### [INSTRUCTION]
Transcribe the records exactly from the line with "Convert this document image to plain text." to the end, both included.

────────────────────

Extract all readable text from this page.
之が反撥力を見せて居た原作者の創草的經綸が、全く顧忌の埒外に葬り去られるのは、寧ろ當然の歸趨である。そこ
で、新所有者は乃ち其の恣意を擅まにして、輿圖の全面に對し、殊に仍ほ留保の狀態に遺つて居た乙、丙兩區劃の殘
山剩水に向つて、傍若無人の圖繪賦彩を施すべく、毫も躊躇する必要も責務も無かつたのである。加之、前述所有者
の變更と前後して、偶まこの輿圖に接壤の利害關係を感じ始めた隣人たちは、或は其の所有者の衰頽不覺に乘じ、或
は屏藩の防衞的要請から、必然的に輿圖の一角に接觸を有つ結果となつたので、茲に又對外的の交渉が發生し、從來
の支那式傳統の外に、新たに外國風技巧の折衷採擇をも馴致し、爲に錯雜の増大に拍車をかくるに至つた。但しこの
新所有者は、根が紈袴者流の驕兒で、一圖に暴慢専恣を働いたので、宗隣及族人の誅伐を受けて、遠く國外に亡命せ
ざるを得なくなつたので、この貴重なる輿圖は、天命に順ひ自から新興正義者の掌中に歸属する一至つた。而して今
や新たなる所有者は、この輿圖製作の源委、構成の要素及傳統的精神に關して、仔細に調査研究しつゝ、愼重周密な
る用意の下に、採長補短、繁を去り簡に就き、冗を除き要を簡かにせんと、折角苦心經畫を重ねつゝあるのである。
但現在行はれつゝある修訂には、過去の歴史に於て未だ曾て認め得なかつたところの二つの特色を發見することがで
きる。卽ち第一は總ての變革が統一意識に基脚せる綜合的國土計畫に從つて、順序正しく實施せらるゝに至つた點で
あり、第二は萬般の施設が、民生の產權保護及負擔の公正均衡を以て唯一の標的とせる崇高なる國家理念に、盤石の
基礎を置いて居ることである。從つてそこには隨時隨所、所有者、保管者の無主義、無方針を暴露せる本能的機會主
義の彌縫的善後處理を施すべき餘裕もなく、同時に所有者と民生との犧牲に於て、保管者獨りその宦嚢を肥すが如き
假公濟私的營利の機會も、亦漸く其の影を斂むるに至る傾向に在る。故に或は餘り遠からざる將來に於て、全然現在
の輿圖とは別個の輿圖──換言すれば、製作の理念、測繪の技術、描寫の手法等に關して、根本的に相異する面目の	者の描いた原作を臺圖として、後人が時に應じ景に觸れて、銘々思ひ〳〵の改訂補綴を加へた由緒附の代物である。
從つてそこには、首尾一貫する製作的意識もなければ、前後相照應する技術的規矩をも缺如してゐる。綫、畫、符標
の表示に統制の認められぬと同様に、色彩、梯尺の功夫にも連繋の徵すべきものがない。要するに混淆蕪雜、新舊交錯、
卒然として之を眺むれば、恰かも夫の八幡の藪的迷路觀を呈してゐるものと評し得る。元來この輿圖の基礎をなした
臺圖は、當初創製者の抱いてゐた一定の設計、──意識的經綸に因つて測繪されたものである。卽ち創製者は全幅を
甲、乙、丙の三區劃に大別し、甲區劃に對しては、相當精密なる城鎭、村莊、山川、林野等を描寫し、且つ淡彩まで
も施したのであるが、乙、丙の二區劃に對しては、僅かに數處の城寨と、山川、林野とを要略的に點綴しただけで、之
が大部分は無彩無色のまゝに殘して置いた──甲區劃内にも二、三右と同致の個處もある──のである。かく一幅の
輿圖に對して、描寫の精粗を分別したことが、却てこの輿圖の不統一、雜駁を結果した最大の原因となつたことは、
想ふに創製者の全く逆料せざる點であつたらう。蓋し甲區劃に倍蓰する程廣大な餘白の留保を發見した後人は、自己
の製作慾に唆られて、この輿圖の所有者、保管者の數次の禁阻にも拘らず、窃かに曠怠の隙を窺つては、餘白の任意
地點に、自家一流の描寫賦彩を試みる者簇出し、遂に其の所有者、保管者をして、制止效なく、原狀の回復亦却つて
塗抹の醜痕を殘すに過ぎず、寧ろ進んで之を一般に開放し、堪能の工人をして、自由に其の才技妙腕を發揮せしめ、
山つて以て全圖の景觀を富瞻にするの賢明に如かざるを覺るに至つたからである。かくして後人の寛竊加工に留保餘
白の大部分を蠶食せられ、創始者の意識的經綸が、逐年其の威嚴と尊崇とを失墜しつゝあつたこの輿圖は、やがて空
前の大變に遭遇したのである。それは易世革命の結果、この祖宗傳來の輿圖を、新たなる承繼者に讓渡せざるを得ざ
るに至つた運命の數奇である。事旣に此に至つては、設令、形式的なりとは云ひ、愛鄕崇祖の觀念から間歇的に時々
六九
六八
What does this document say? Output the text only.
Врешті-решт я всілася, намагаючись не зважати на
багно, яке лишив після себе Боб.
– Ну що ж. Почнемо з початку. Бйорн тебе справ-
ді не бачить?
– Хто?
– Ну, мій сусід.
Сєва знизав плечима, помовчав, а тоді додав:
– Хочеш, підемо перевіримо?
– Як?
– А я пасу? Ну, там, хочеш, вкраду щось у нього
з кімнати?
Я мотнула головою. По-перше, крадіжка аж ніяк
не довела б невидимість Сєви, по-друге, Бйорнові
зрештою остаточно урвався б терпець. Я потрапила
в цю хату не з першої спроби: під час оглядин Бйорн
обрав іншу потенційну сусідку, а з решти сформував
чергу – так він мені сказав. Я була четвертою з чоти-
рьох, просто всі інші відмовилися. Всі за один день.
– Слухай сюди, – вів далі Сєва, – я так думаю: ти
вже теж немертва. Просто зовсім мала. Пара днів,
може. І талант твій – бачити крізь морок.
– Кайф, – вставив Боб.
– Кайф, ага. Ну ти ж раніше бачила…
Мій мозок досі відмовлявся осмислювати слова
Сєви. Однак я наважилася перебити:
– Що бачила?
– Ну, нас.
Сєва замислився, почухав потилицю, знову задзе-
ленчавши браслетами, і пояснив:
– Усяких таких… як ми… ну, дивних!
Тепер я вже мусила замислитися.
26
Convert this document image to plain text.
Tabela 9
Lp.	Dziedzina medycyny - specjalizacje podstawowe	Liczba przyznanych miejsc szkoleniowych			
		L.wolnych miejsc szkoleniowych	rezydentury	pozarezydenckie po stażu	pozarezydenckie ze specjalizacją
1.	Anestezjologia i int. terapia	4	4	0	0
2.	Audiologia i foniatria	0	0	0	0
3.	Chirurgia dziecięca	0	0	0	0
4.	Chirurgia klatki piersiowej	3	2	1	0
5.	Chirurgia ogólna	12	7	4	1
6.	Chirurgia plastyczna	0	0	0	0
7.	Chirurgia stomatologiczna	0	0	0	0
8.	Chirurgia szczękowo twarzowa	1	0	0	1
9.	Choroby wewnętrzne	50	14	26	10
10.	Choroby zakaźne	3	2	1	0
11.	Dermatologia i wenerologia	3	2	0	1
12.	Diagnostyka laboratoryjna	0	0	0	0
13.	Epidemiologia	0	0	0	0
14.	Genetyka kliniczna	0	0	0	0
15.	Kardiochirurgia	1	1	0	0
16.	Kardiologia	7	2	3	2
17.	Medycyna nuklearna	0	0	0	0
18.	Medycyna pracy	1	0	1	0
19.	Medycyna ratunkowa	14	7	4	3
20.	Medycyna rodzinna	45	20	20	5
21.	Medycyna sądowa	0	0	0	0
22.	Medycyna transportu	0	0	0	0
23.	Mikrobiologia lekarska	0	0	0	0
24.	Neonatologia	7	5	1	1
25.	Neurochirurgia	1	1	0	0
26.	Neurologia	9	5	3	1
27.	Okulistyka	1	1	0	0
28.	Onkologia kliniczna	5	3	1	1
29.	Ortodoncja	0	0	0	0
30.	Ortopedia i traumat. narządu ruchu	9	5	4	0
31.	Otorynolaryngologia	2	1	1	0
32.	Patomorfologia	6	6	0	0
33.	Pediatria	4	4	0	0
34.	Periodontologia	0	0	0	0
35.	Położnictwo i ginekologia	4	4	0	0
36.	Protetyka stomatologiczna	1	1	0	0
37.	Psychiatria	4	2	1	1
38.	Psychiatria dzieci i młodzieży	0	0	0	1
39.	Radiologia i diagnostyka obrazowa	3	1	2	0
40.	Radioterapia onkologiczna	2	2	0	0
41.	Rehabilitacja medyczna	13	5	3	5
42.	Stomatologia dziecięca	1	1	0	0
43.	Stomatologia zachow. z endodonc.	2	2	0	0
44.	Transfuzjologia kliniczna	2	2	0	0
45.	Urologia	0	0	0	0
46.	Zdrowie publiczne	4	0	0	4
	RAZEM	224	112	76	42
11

────────────────────

### [THE RESPONSE]
Convert this document image to plain text.
Tabela 9
Lp.	Dziedzina medycyny - specjalizacje podstawowe	Liczba przyznanych miejsc szkoleniowych			
		L.wolnych miejsc szkoleniowych	rezydentury	pozarezydenckie po stażu	pozarezydenckie ze specjalizacją
1.	Anestezjologia i int. terapia	4	4	0	0
2.	Audiologia i foniatria	0	0	0	0
3.	Chirurgia dziecięca	0	0	0	0
4.	Chirurgia klatki piersiowej	3	2	1	0
5.	Chirurgia ogólna	12	7	4	1
6.	Chirurgia plastyczna	0	0	0	0
7.	Chirurgia stomatologiczna	0	0	0	0
8.	Chirurgia szczękowo twarzowa	1	0	0	1
9.	Choroby wewnętrzne	50	14	26	10
10.	Choroby zakaźne	3	2	1	0
11.	Dermatologia i wenerologia	3	2	0	1
12.	Diagnostyka laboratoryjna	0	0	0	0
13.	Epidemiologia	0	0	0	0
14.	Genetyka kliniczna	0	0	0	0
15.	Kardiochirurgia	1	1	0	0
16.	Kardiologia	7	2	3	2
17.	Medycyna nuklearna	0	0	0	0
18.	Medycyna pracy	1	0	1	0
19.	Medycyna ratunkowa	14	7	4	3
20.	Medycyna rodzinna	45	20	20	5
21.	Medycyna sądowa	0	0	0	0
22.	Medycyna transportu	0	0	0	0
23.	Mikrobiologia lekarska	0	0	0	0
24.	Neonatologia	7	5	1	1
25.	Neurochirurgia	1	1	0	0
26.	Neurologia	9	5	3	1
27.	Okulistyka	1	1	0	0
28.	Onkologia kliniczna	5	3	1	1
29.	Ortodoncja	0	0	0	0
30.	Ortopedia i traumat. narządu ruchu	9	5	4	0
31.	Otorynolaryngologia	2	1	1	0
32.	Patomorfologia	6	6	0	0
33.	Pediatria	4	4	0	0
34.	Periodontologia	0	0	0	0
35.	Położnictwo i ginekologia	4	4	0	0
36.	Protetyka stomatologiczna	1	1	0	0
37.	Psychiatria	4	2	1	1
38.	Psychiatria dzieci i młodzieży	0	0	0	1
39.	Radiologia i diagnostyka obrazowa	3	1	2	0
40.	Radioterapia onkologiczna	2	2	0	0
41.	Rehabilitacja medyczna	13	5	3	5
42.	Stomatologia dziecięca	1	1	0	0
43.	Stomatologia zachow. z endodonc.	2	2	0	0
44.	Transfuzjologia kliniczna	2	2	0	0
45.	Urologia	0	0	0	0
46.	Zdrowie publiczne	4	0	0	4
	RAZEM	224	112	76	42
11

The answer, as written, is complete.